**Given exercise**
Using the entries below, restate word for word only the lines from the one with "What data populates" to the final line, leaving the pictures out.

::::::::

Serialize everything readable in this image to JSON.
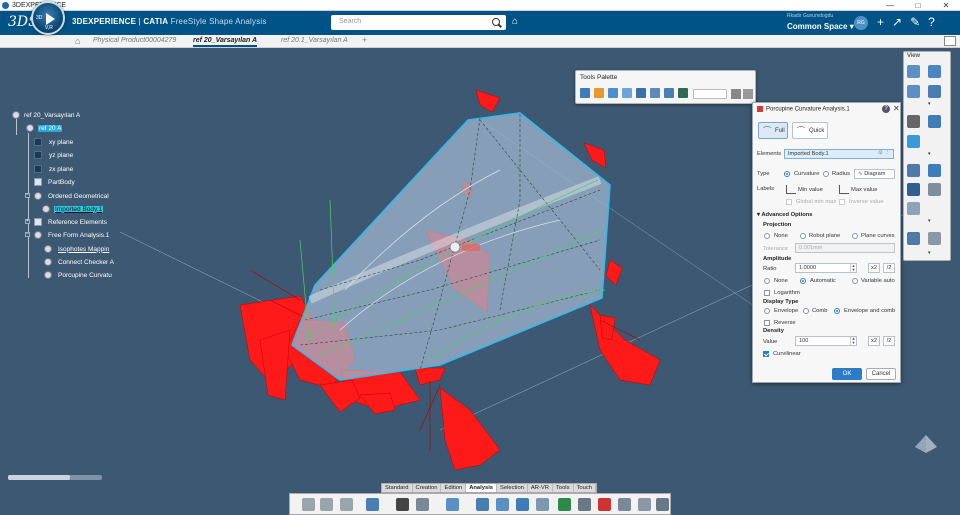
{
  "window": {
    "title": "3DEXPERIENCE",
    "controls": [
      "—",
      "□",
      "✕"
    ]
  },
  "header": {
    "brand_prefix": "3DEXPERIENCE",
    "brand_sep": " | ",
    "brand_product": "CATIA",
    "brand_app": " FreeStyle Shape Analysis",
    "compass_3d": "3D",
    "compass_v": "V,R",
    "search_placeholder": "Search",
    "user_name": "Rkadir Gunumdogdu",
    "space_name": "Common Space",
    "avatar_initials": "RG",
    "icons": [
      "add-icon",
      "share-icon",
      "tools-icon",
      "help-icon"
    ]
  },
  "tabs": {
    "items": [
      {
        "label": "Physical Product00004279",
        "active": false
      },
      {
        "label": "ref 20_Varsayılan A",
        "active": true
      },
      {
        "label": "ref 20.1_Varsayılan A",
        "active": false
      }
    ],
    "add_label": "+"
  },
  "tree": {
    "root": "ref 20_Varsayılan A",
    "items": [
      {
        "label": "ref 20 A",
        "highlight": "selected"
      },
      {
        "label": "xy plane"
      },
      {
        "label": "yz plane"
      },
      {
        "label": "zx plane"
      },
      {
        "label": "PartBody"
      },
      {
        "label": "Ordered Geometrical"
      },
      {
        "label": "Imported Body.1",
        "highlight": "active"
      },
      {
        "label": "Reference Elements"
      },
      {
        "label": "Free Form Analysis.1"
      },
      {
        "label": "Isophotes Mappin"
      },
      {
        "label": "Connect Checker A"
      },
      {
        "label": "Porcupine Curvatu"
      }
    ]
  },
  "tools_palette": {
    "title": "Tools Palette"
  },
  "dialog": {
    "title": "Porcupine Curvature Analysis.1",
    "help": "?",
    "close": "✕",
    "mode_full": "Full",
    "mode_quick": "Quick",
    "elements_label": "Elements",
    "elements_value": "Imported Body.1",
    "type_label": "Type",
    "type_curvature": "Curvature",
    "type_radius": "Radius",
    "diagram_label": "Diagram",
    "labels_label": "Labels",
    "min_value": "Min value",
    "max_value": "Max value",
    "global_min_max": "Global min max",
    "inverse_value": "Inverse value",
    "advanced_options": "Advanced Options",
    "projection": "Projection",
    "proj_none": "None",
    "proj_robot": "Robot plane",
    "proj_plane_curves": "Plane curves",
    "tolerance_label": "Tolerance",
    "tolerance_value": "0.001mm",
    "amplitude": "Amplitude",
    "ratio_label": "Ratio",
    "ratio_value": "1.0000",
    "x2": "x2",
    "div2": "/2",
    "amp_none": "None",
    "amp_auto": "Automatic",
    "amp_variable": "Variable auto",
    "logarithm": "Logarithm",
    "display_type": "Display Type",
    "disp_envelope": "Envelope",
    "disp_comb": "Comb",
    "disp_env_comb": "Envelope and comb",
    "reverse": "Reverse",
    "density": "Density",
    "density_label": "Value",
    "density_value": "100",
    "curvilinear": "Curvilinear",
    "ok": "OK",
    "cancel": "Cancel"
  },
  "right_bar": {
    "title": "View"
  },
  "bottom_tabs": {
    "items": [
      {
        "label": "Standard",
        "active": false
      },
      {
        "label": "Creation",
        "active": false
      },
      {
        "label": "Edition",
        "active": false
      },
      {
        "label": "Analysis",
        "active": true
      },
      {
        "label": "Selection",
        "active": false
      },
      {
        "label": "AR-VR",
        "active": false
      },
      {
        "label": "Tools",
        "active": false
      },
      {
        "label": "Touch",
        "active": false
      }
    ]
  },
  "colors": {
    "background": "#3d5873",
    "header": "#005386",
    "porcupine": "#ff1a1a",
    "surface_edge": "#35b9ea",
    "ok_button": "#2b7cc4"
  }
}
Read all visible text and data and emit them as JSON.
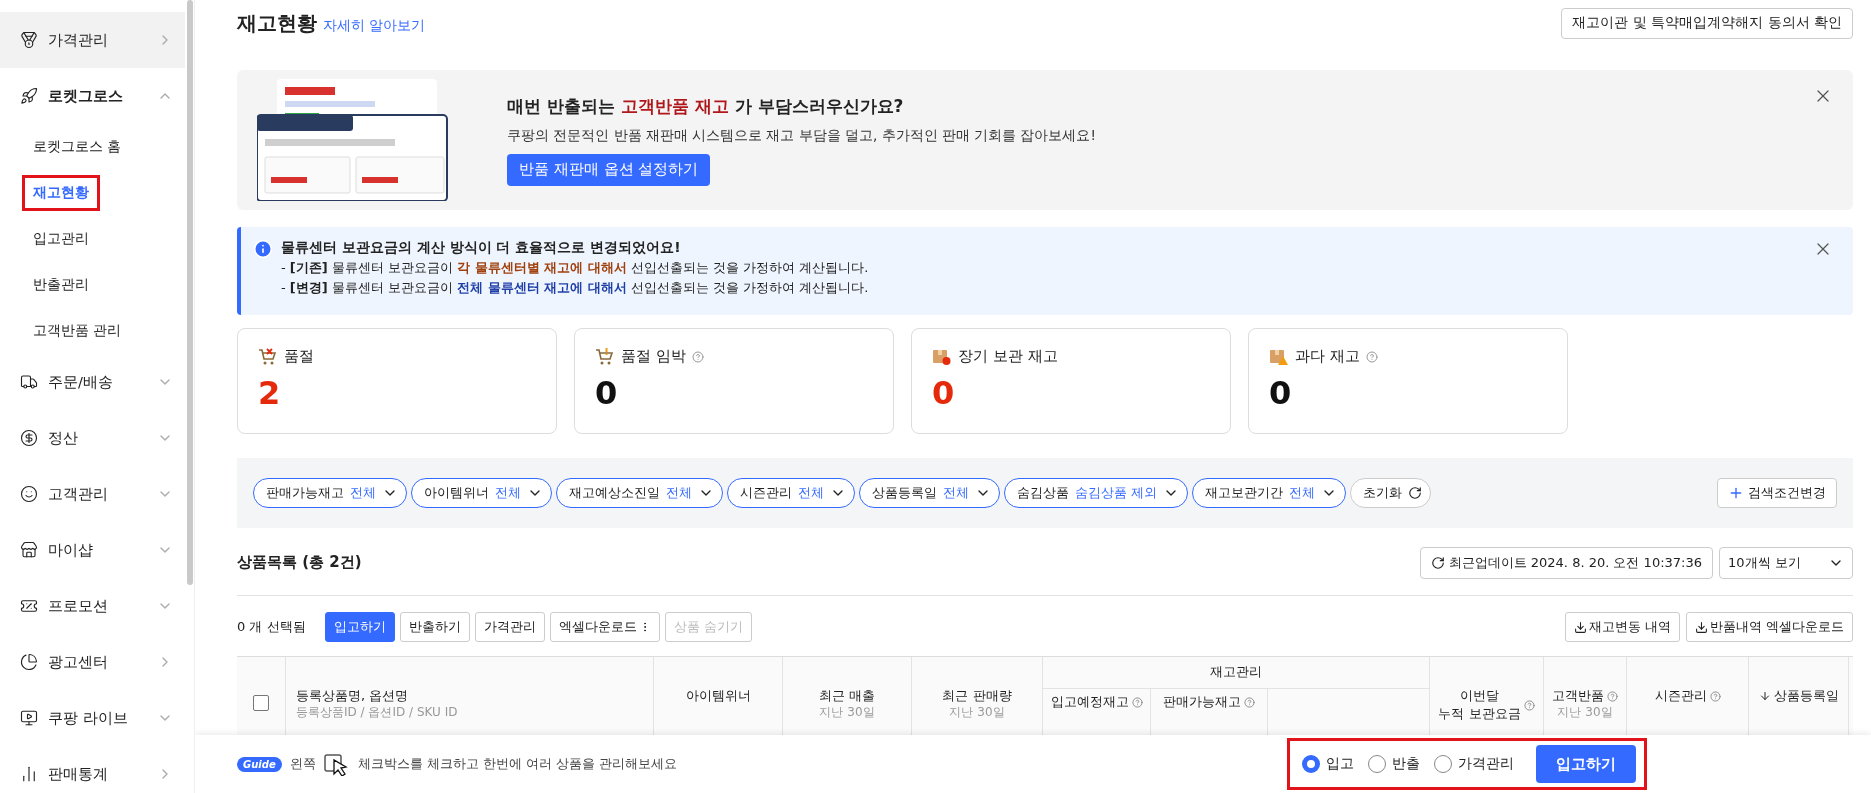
{
  "sidebar": {
    "items": [
      {
        "label": "가격관리",
        "kind": "link",
        "expanded": false,
        "hovered": true
      },
      {
        "label": "로켓그로스",
        "kind": "group",
        "expanded": true,
        "hovered": false,
        "children": [
          {
            "label": "로켓그로스 홈",
            "selected": false,
            "annotated": false
          },
          {
            "label": "재고현황",
            "selected": true,
            "annotated": true
          },
          {
            "label": "입고관리",
            "selected": false,
            "annotated": false
          },
          {
            "label": "반출관리",
            "selected": false,
            "annotated": false
          },
          {
            "label": "고객반품 관리",
            "selected": false,
            "annotated": false
          }
        ]
      },
      {
        "label": "주문/배송",
        "kind": "group",
        "expanded": false,
        "hovered": false
      },
      {
        "label": "정산",
        "kind": "group",
        "expanded": false,
        "hovered": false
      },
      {
        "label": "고객관리",
        "kind": "group",
        "expanded": false,
        "hovered": false
      },
      {
        "label": "마이샵",
        "kind": "group",
        "expanded": false,
        "hovered": false
      },
      {
        "label": "프로모션",
        "kind": "group",
        "expanded": false,
        "hovered": false
      },
      {
        "label": "광고센터",
        "kind": "link",
        "expanded": false,
        "hovered": false
      },
      {
        "label": "쿠팡 라이브",
        "kind": "group",
        "expanded": false,
        "hovered": false
      },
      {
        "label": "판매통계",
        "kind": "link",
        "expanded": false,
        "hovered": false
      }
    ]
  },
  "header": {
    "title": "재고현황",
    "help_link": "자세히 알아보기",
    "action": "재고이관 및 특약매입계약해지 동의서 확인"
  },
  "banner": {
    "headline": [
      {
        "text": "매번 반출되는 "
      },
      {
        "text": "고객반품 재고",
        "color": "#b0171a"
      },
      {
        "text": " 가 부담스러우신가요?"
      }
    ],
    "description": "쿠팡의 전문적인 반품 재판매 시스템으로 재고 부담을 덜고, 추가적인 판매 기회를 잡아보세요!",
    "button": "반품 재판매 옵션 설정하기"
  },
  "notice": {
    "title": "물류센터 보관요금의 계산 방식이 더 효율적으로 변경되었어요!",
    "lines": [
      [
        {
          "text": "- "
        },
        {
          "text": "[기존]",
          "bold": true
        },
        {
          "text": " 물류센터 보관요금이 "
        },
        {
          "text": "각 물류센터별 재고에 대해서",
          "bold": true,
          "color": "#a0400c"
        },
        {
          "text": " 선입선출되는 것을 가정하여 계산됩니다."
        }
      ],
      [
        {
          "text": "- "
        },
        {
          "text": "[변경]",
          "bold": true
        },
        {
          "text": " 물류센터 보관요금이 "
        },
        {
          "text": "전체 물류센터 재고에 대해서",
          "bold": true,
          "color": "#1e3fa8"
        },
        {
          "text": " 선입선출되는 것을 가정하여 계산됩니다."
        }
      ]
    ]
  },
  "summary_cards": [
    {
      "label": "품절",
      "value": "2",
      "alert": true,
      "help": false
    },
    {
      "label": "품절 임박",
      "value": "0",
      "alert": false,
      "help": true
    },
    {
      "label": "장기 보관 재고",
      "value": "0",
      "alert": true,
      "help": false
    },
    {
      "label": "과다 재고",
      "value": "0",
      "alert": false,
      "help": true
    }
  ],
  "filters": {
    "chips": [
      {
        "label": "판매가능재고",
        "value": "전체"
      },
      {
        "label": "아이템위너",
        "value": "전체"
      },
      {
        "label": "재고예상소진일",
        "value": "전체"
      },
      {
        "label": "시즌관리",
        "value": "전체"
      },
      {
        "label": "상품등록일",
        "value": "전체"
      },
      {
        "label": "숨김상품",
        "value": "숨김상품 제외"
      },
      {
        "label": "재고보관기간",
        "value": "전체"
      }
    ],
    "reset": "초기화",
    "change": "검색조건변경"
  },
  "product_list": {
    "title": "상품목록 (총 2건)",
    "updated": "최근업데이트 2024. 8. 20. 오전 10:37:36",
    "page_size": "10개씩 보기",
    "selected_count": "0 개 선택됨",
    "actions": [
      {
        "label": "입고하기",
        "kind": "primary",
        "disabled": false
      },
      {
        "label": "반출하기",
        "kind": "plain",
        "disabled": false
      },
      {
        "label": "가격관리",
        "kind": "plain",
        "disabled": false
      },
      {
        "label": "엑셀다운로드",
        "kind": "menu",
        "disabled": false
      },
      {
        "label": "상품 숨기기",
        "kind": "plain",
        "disabled": true
      }
    ],
    "downloads": [
      "재고변동 내역",
      "반품내역 엑셀다운로드"
    ]
  },
  "table": {
    "columns": [
      {
        "kind": "checkbox",
        "checked": false
      },
      {
        "kind": "text",
        "label": "등록상품명, 옵션명",
        "sublabel": "등록상품ID / 옵션ID / SKU ID"
      },
      {
        "kind": "text",
        "label": "아이템위너"
      },
      {
        "kind": "text",
        "label": "최근 매출",
        "sublabel": "지난 30일"
      },
      {
        "kind": "text",
        "label": "최근 판매량",
        "sublabel": "지난 30일"
      },
      {
        "kind": "group",
        "label": "재고관리",
        "children": [
          {
            "kind": "text",
            "label": "입고예정재고",
            "help": true
          },
          {
            "kind": "text",
            "label": "판매가능재고",
            "help": true
          },
          {
            "kind": "blank"
          }
        ]
      },
      {
        "kind": "text",
        "lines": [
          "이번달",
          "누적 보관요금"
        ],
        "help": true
      },
      {
        "kind": "text",
        "label": "고객반품",
        "help": true,
        "sublabel": "지난 30일"
      },
      {
        "kind": "text",
        "label": "시즌관리",
        "help": true
      },
      {
        "kind": "text",
        "label": "상품등록일",
        "sorted_descending": true
      }
    ]
  },
  "guide_bar": {
    "badge": "Guide",
    "before": "왼쪽",
    "text": "체크박스를 체크하고 한번에 여러 상품을 관리해보세요",
    "annotated": true,
    "options": [
      {
        "label": "입고",
        "selected": true
      },
      {
        "label": "반출",
        "selected": false
      },
      {
        "label": "가격관리",
        "selected": false
      }
    ],
    "button": "입고하기"
  }
}
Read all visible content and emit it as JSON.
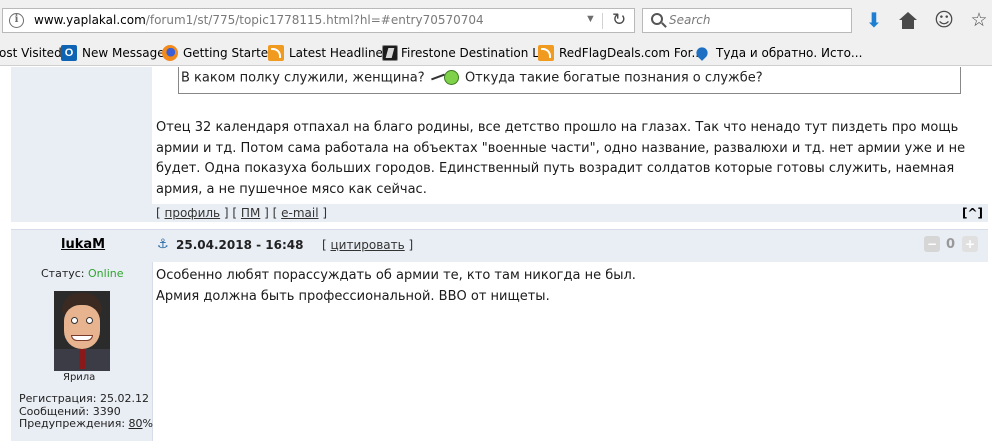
{
  "browser": {
    "url_host": "www.yaplakal.com",
    "url_path": "/forum1/st/775/topic1778115.html?hl=#entry70570704",
    "url_scheme": "",
    "search_placeholder": "Search",
    "reload_glyph": "↻",
    "download_glyph": "⬇",
    "smile_glyph": "☺",
    "star_glyph": "☆",
    "icons": [
      "info-icon",
      "reload-icon",
      "search-icon",
      "download-icon",
      "home-icon",
      "smile-icon",
      "bookmark-star-icon"
    ]
  },
  "bookmarks": [
    {
      "label": "ost Visited",
      "icon": "none"
    },
    {
      "label": "New Message",
      "icon": "outlook-icon"
    },
    {
      "label": "Getting Started",
      "icon": "firefox-icon"
    },
    {
      "label": "Latest Headlines",
      "icon": "rss-icon"
    },
    {
      "label": "Firestone Destination L...",
      "icon": "firestone-icon"
    },
    {
      "label": "RedFlagDeals.com For...",
      "icon": "rss-icon"
    },
    {
      "label": "Туда и обратно. Исто...",
      "icon": "pin-icon"
    }
  ],
  "post1": {
    "quote_line1": "В каком полку служили, женщина?",
    "quote_line2": "Откуда такие богатые познания о службе?",
    "body": [
      "Отец 32 календаря отпахал на благо родины, все детство прошло на глазах. Так что ненадо тут пиздеть про мощь",
      "армии и тд. Потом сама работала на объектах \"военные части\", одно название, развалюхи и тд. нет армии уже и не",
      "будет. Одна показуха больших городов. Единственный путь возрадит солдатов которые готовы служить, наемная",
      "армия, а не пушечное мясо как сейчас."
    ],
    "link_profile": "профиль",
    "link_pm": "ПМ",
    "link_email": "e-mail",
    "top_button": "[^]"
  },
  "post2": {
    "author": "lukaM",
    "date": "25.04.2018 - 16:48",
    "quote_link": "цитировать",
    "vote_count": "0",
    "status_label": "Статус:",
    "status_value": "Online",
    "rank": "Ярила",
    "registration_label": "Регистрация:",
    "registration_value": "25.02.12",
    "messages_label": "Сообщений:",
    "messages_value": "3390",
    "warnings_label": "Предупреждения:",
    "warnings_value": "80",
    "warnings_suffix": "%",
    "body": [
      "Особенно любят порассуждать об армии те, кто там никогда не был.",
      "Армия должна быть профессиональной. ВВО от нищеты."
    ]
  }
}
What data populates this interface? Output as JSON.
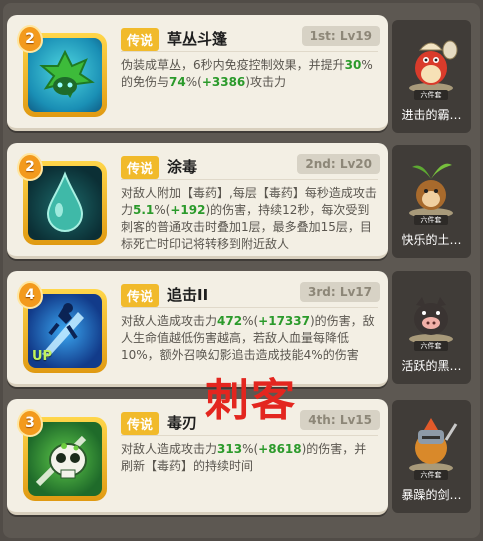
{
  "skills": [
    {
      "level": "2",
      "tag": "传说",
      "name": "草丛斗篷",
      "rank": "1st: Lv19",
      "desc_parts": [
        "伪装成草丛，6秒内免疫控制效果，并提升",
        "30",
        "%的免伤与",
        "74",
        "%(",
        "+3386",
        ")攻击力"
      ],
      "pet_name": "进击的霸…",
      "pet_badge": "六件套",
      "icon": "grass-cloak-icon"
    },
    {
      "level": "2",
      "tag": "传说",
      "name": "涂毒",
      "rank": "2nd: Lv20",
      "desc_parts": [
        "对敌人附加【毒药】,每层【毒药】每秒造成攻击力",
        "5.1",
        "%(",
        "+192",
        ")的伤害，持续12秒，每次受到刺客的普通攻击时叠加1层，最多叠加15层，目标死亡时印记将转移到附近敌人"
      ],
      "pet_name": "快乐的土…",
      "pet_badge": "六件套",
      "icon": "poison-drop-icon"
    },
    {
      "level": "4",
      "tag": "传说",
      "name": "追击II",
      "rank": "3rd: Lv17",
      "desc_parts": [
        "对敌人造成攻击力",
        "472",
        "%(",
        "+17337",
        ")的伤害，敌人生命值越低伤害越高，若敌人血量每降低10%，额外召唤幻影追击造成技能4%的伤害"
      ],
      "pet_name": "活跃的黑…",
      "pet_badge": "六件套",
      "icon": "pursuit-icon",
      "up": "UP"
    },
    {
      "level": "3",
      "tag": "传说",
      "name": "毒刃",
      "rank": "4th: Lv15",
      "desc_parts": [
        "对敌人造成攻击力",
        "313",
        "%(",
        "+8618",
        ")的伤害，并刷新【毒药】的持续时间"
      ],
      "pet_name": "暴躁的剑…",
      "pet_badge": "六件套",
      "icon": "poison-skull-icon"
    }
  ],
  "watermark": "刺客",
  "colors": {
    "card_bg": "#f3efe4",
    "tag": "#f1ba2b",
    "green": "#2b9a2b",
    "panel": "#5d5852",
    "watermark": "#e3261f"
  }
}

::::::::

**Finished answer**
What data populates this interface? Output as JSON.
{
  "skills": [
    {
      "level": "2",
      "tag": "传说",
      "name": "草丛斗篷",
      "rank": "1st: Lv19",
      "desc_parts": [
        "伪装成草丛，6秒内免疫控制效果，并提升",
        "30",
        "%的免伤与",
        "74",
        "%(",
        "+3386",
        ")攻击力"
      ],
      "pet_name": "进击的霸…",
      "pet_badge": "六件套",
      "icon": "grass-cloak-icon"
    },
    {
      "level": "2",
      "tag": "传说",
      "name": "涂毒",
      "rank": "2nd: Lv20",
      "desc_parts": [
        "对敌人附加【毒药】,每层【毒药】每秒造成攻击力",
        "5.1",
        "%(",
        "+192",
        ")的伤害，持续12秒，每次受到刺客的普通攻击时叠加1层，最多叠加15层，目标死亡时印记将转移到附近敌人"
      ],
      "pet_name": "快乐的土…",
      "pet_badge": "六件套",
      "icon": "poison-drop-icon"
    },
    {
      "level": "4",
      "tag": "传说",
      "name": "追击II",
      "rank": "3rd: Lv17",
      "desc_parts": [
        "对敌人造成攻击力",
        "472",
        "%(",
        "+17337",
        ")的伤害，敌人生命值越低伤害越高，若敌人血量每降低10%，额外召唤幻影追击造成技能4%的伤害"
      ],
      "pet_name": "活跃的黑…",
      "pet_badge": "六件套",
      "icon": "pursuit-icon",
      "up": "UP"
    },
    {
      "level": "3",
      "tag": "传说",
      "name": "毒刃",
      "rank": "4th: Lv15",
      "desc_parts": [
        "对敌人造成攻击力",
        "313",
        "%(",
        "+8618",
        ")的伤害，并刷新【毒药】的持续时间"
      ],
      "pet_name": "暴躁的剑…",
      "pet_badge": "六件套",
      "icon": "poison-skull-icon"
    }
  ],
  "watermark": "刺客",
  "colors": {
    "card_bg": "#f3efe4",
    "tag": "#f1ba2b",
    "green": "#2b9a2b",
    "panel": "#5d5852",
    "watermark": "#e3261f"
  }
}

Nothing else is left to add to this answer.